- [The exercise] Reproduce the records below in their entirety, character for character.
━━━━━━━━━━━━━━━━━━━━━━━━━━━━━━
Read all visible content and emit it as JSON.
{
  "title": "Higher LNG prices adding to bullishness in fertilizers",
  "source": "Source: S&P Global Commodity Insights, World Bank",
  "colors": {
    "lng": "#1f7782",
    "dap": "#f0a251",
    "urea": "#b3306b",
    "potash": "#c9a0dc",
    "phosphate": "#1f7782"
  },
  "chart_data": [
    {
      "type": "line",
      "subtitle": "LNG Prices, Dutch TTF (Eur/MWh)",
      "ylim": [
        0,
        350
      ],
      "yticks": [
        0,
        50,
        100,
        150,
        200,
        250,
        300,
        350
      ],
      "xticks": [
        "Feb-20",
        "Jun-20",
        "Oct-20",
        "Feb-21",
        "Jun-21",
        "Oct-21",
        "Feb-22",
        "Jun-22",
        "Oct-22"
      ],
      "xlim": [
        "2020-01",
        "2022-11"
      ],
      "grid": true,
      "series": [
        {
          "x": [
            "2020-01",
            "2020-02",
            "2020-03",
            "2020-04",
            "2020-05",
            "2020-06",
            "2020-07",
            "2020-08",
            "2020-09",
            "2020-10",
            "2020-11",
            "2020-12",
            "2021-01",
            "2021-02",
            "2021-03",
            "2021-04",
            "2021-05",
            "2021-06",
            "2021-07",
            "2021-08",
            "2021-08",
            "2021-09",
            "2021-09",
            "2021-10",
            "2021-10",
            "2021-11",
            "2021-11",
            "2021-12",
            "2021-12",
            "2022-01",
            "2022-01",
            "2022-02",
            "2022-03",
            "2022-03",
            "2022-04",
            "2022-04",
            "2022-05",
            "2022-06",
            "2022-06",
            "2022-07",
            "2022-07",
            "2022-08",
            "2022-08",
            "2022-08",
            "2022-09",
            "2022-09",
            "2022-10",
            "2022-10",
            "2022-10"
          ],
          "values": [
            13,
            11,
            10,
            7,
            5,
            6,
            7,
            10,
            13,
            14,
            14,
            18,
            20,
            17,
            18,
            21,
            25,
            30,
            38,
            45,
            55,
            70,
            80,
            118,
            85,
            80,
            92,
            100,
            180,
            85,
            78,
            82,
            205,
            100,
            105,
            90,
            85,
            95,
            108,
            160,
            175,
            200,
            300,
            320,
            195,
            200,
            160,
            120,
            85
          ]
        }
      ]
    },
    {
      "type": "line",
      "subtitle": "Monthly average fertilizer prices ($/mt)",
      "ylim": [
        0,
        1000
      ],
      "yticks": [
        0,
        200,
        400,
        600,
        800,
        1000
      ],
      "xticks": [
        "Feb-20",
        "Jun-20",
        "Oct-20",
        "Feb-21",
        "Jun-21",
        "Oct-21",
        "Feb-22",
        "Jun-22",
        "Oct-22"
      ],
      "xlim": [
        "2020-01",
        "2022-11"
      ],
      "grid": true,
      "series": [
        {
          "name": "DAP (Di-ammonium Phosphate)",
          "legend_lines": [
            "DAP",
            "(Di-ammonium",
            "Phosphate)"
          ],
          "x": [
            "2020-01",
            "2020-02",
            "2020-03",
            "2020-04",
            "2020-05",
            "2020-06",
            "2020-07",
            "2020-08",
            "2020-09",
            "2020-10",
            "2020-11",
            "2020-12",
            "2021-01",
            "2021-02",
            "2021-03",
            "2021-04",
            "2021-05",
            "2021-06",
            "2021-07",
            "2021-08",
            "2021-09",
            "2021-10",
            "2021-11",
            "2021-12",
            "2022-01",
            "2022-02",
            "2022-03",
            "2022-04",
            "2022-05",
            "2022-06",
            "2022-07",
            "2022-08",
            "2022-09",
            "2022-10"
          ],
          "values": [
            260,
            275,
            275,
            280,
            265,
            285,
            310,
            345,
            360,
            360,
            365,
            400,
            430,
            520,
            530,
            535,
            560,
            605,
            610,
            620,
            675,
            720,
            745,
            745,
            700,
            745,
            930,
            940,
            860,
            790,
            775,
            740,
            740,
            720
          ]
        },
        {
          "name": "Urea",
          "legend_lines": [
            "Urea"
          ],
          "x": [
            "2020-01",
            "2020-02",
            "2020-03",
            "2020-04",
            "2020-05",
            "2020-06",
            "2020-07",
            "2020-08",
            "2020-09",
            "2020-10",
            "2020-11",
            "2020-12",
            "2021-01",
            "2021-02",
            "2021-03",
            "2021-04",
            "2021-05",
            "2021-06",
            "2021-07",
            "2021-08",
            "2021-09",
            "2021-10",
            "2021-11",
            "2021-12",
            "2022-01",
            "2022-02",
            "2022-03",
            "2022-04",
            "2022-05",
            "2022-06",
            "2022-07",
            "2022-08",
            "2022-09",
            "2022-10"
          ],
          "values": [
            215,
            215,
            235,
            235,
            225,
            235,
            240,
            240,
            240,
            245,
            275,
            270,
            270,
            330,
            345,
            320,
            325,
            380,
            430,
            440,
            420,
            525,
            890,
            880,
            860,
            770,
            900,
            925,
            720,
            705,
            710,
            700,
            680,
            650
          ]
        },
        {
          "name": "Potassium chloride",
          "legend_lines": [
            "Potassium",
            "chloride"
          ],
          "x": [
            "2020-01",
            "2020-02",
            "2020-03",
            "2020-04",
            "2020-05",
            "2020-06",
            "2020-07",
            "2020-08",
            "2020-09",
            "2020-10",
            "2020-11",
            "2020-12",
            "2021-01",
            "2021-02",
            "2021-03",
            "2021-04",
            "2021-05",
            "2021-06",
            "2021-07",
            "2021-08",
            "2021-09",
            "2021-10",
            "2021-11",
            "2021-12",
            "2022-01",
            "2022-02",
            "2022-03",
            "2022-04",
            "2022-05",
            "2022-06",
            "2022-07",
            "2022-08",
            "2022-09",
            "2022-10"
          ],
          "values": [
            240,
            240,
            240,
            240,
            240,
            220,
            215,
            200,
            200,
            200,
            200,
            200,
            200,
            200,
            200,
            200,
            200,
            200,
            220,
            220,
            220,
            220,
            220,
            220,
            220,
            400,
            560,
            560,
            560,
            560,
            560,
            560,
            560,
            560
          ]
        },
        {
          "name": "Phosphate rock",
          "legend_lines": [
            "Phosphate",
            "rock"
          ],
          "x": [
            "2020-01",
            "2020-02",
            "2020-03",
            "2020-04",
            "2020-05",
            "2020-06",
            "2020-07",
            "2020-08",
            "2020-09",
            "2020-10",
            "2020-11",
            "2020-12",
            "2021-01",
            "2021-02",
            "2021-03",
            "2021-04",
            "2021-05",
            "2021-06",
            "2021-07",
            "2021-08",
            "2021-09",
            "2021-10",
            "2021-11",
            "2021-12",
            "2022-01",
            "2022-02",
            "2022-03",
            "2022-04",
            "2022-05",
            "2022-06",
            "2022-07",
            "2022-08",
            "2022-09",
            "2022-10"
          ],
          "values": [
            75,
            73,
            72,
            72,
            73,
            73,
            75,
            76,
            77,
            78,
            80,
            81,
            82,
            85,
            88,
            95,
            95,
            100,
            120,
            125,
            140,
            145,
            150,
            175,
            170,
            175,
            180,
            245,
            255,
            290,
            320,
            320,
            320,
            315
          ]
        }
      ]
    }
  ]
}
━━━━━━━━━━━━━━━━━━━━━━━━━━━━━━
- [Answer below]
Read all visible content and emit it as JSON.
{
  "title": "Higher LNG prices adding to bullishness in fertilizers",
  "source": "Source: S&P Global Commodity Insights, World Bank",
  "colors": {
    "lng": "#1f7782",
    "dap": "#f0a251",
    "urea": "#b3306b",
    "potash": "#c9a0dc",
    "phosphate": "#1f7782"
  },
  "chart_data": [
    {
      "type": "line",
      "subtitle": "LNG Prices, Dutch TTF (Eur/MWh)",
      "ylim": [
        0,
        350
      ],
      "yticks": [
        0,
        50,
        100,
        150,
        200,
        250,
        300,
        350
      ],
      "xticks": [
        "Feb-20",
        "Jun-20",
        "Oct-20",
        "Feb-21",
        "Jun-21",
        "Oct-21",
        "Feb-22",
        "Jun-22",
        "Oct-22"
      ],
      "xlim": [
        "2020-01",
        "2022-11"
      ],
      "grid": true,
      "series": [
        {
          "x": [
            "2020-01",
            "2020-02",
            "2020-03",
            "2020-04",
            "2020-05",
            "2020-06",
            "2020-07",
            "2020-08",
            "2020-09",
            "2020-10",
            "2020-11",
            "2020-12",
            "2021-01",
            "2021-02",
            "2021-03",
            "2021-04",
            "2021-05",
            "2021-06",
            "2021-07",
            "2021-08",
            "2021-08",
            "2021-09",
            "2021-09",
            "2021-10",
            "2021-10",
            "2021-11",
            "2021-11",
            "2021-12",
            "2021-12",
            "2022-01",
            "2022-01",
            "2022-02",
            "2022-03",
            "2022-03",
            "2022-04",
            "2022-04",
            "2022-05",
            "2022-06",
            "2022-06",
            "2022-07",
            "2022-07",
            "2022-08",
            "2022-08",
            "2022-08",
            "2022-09",
            "2022-09",
            "2022-10",
            "2022-10",
            "2022-10"
          ],
          "values": [
            13,
            11,
            10,
            7,
            5,
            6,
            7,
            10,
            13,
            14,
            14,
            18,
            20,
            17,
            18,
            21,
            25,
            30,
            38,
            45,
            55,
            70,
            80,
            118,
            85,
            80,
            92,
            100,
            180,
            85,
            78,
            82,
            205,
            100,
            105,
            90,
            85,
            95,
            108,
            160,
            175,
            200,
            300,
            320,
            195,
            200,
            160,
            120,
            85
          ]
        }
      ]
    },
    {
      "type": "line",
      "subtitle": "Monthly average fertilizer prices ($/mt)",
      "ylim": [
        0,
        1000
      ],
      "yticks": [
        0,
        200,
        400,
        600,
        800,
        1000
      ],
      "xticks": [
        "Feb-20",
        "Jun-20",
        "Oct-20",
        "Feb-21",
        "Jun-21",
        "Oct-21",
        "Feb-22",
        "Jun-22",
        "Oct-22"
      ],
      "xlim": [
        "2020-01",
        "2022-11"
      ],
      "grid": true,
      "series": [
        {
          "name": "DAP (Di-ammonium Phosphate)",
          "legend_lines": [
            "DAP",
            "(Di-ammonium",
            "Phosphate)"
          ],
          "x": [
            "2020-01",
            "2020-02",
            "2020-03",
            "2020-04",
            "2020-05",
            "2020-06",
            "2020-07",
            "2020-08",
            "2020-09",
            "2020-10",
            "2020-11",
            "2020-12",
            "2021-01",
            "2021-02",
            "2021-03",
            "2021-04",
            "2021-05",
            "2021-06",
            "2021-07",
            "2021-08",
            "2021-09",
            "2021-10",
            "2021-11",
            "2021-12",
            "2022-01",
            "2022-02",
            "2022-03",
            "2022-04",
            "2022-05",
            "2022-06",
            "2022-07",
            "2022-08",
            "2022-09",
            "2022-10"
          ],
          "values": [
            260,
            275,
            275,
            280,
            265,
            285,
            310,
            345,
            360,
            360,
            365,
            400,
            430,
            520,
            530,
            535,
            560,
            605,
            610,
            620,
            675,
            720,
            745,
            745,
            700,
            745,
            930,
            940,
            860,
            790,
            775,
            740,
            740,
            720
          ]
        },
        {
          "name": "Urea",
          "legend_lines": [
            "Urea"
          ],
          "x": [
            "2020-01",
            "2020-02",
            "2020-03",
            "2020-04",
            "2020-05",
            "2020-06",
            "2020-07",
            "2020-08",
            "2020-09",
            "2020-10",
            "2020-11",
            "2020-12",
            "2021-01",
            "2021-02",
            "2021-03",
            "2021-04",
            "2021-05",
            "2021-06",
            "2021-07",
            "2021-08",
            "2021-09",
            "2021-10",
            "2021-11",
            "2021-12",
            "2022-01",
            "2022-02",
            "2022-03",
            "2022-04",
            "2022-05",
            "2022-06",
            "2022-07",
            "2022-08",
            "2022-09",
            "2022-10"
          ],
          "values": [
            215,
            215,
            235,
            235,
            225,
            235,
            240,
            240,
            240,
            245,
            275,
            270,
            270,
            330,
            345,
            320,
            325,
            380,
            430,
            440,
            420,
            525,
            890,
            880,
            860,
            770,
            900,
            925,
            720,
            705,
            710,
            700,
            680,
            650
          ]
        },
        {
          "name": "Potassium chloride",
          "legend_lines": [
            "Potassium",
            "chloride"
          ],
          "x": [
            "2020-01",
            "2020-02",
            "2020-03",
            "2020-04",
            "2020-05",
            "2020-06",
            "2020-07",
            "2020-08",
            "2020-09",
            "2020-10",
            "2020-11",
            "2020-12",
            "2021-01",
            "2021-02",
            "2021-03",
            "2021-04",
            "2021-05",
            "2021-06",
            "2021-07",
            "2021-08",
            "2021-09",
            "2021-10",
            "2021-11",
            "2021-12",
            "2022-01",
            "2022-02",
            "2022-03",
            "2022-04",
            "2022-05",
            "2022-06",
            "2022-07",
            "2022-08",
            "2022-09",
            "2022-10"
          ],
          "values": [
            240,
            240,
            240,
            240,
            240,
            220,
            215,
            200,
            200,
            200,
            200,
            200,
            200,
            200,
            200,
            200,
            200,
            200,
            220,
            220,
            220,
            220,
            220,
            220,
            220,
            400,
            560,
            560,
            560,
            560,
            560,
            560,
            560,
            560
          ]
        },
        {
          "name": "Phosphate rock",
          "legend_lines": [
            "Phosphate",
            "rock"
          ],
          "x": [
            "2020-01",
            "2020-02",
            "2020-03",
            "2020-04",
            "2020-05",
            "2020-06",
            "2020-07",
            "2020-08",
            "2020-09",
            "2020-10",
            "2020-11",
            "2020-12",
            "2021-01",
            "2021-02",
            "2021-03",
            "2021-04",
            "2021-05",
            "2021-06",
            "2021-07",
            "2021-08",
            "2021-09",
            "2021-10",
            "2021-11",
            "2021-12",
            "2022-01",
            "2022-02",
            "2022-03",
            "2022-04",
            "2022-05",
            "2022-06",
            "2022-07",
            "2022-08",
            "2022-09",
            "2022-10"
          ],
          "values": [
            75,
            73,
            72,
            72,
            73,
            73,
            75,
            76,
            77,
            78,
            80,
            81,
            82,
            85,
            88,
            95,
            95,
            100,
            120,
            125,
            140,
            145,
            150,
            175,
            170,
            175,
            180,
            245,
            255,
            290,
            320,
            320,
            320,
            315
          ]
        }
      ]
    }
  ]
}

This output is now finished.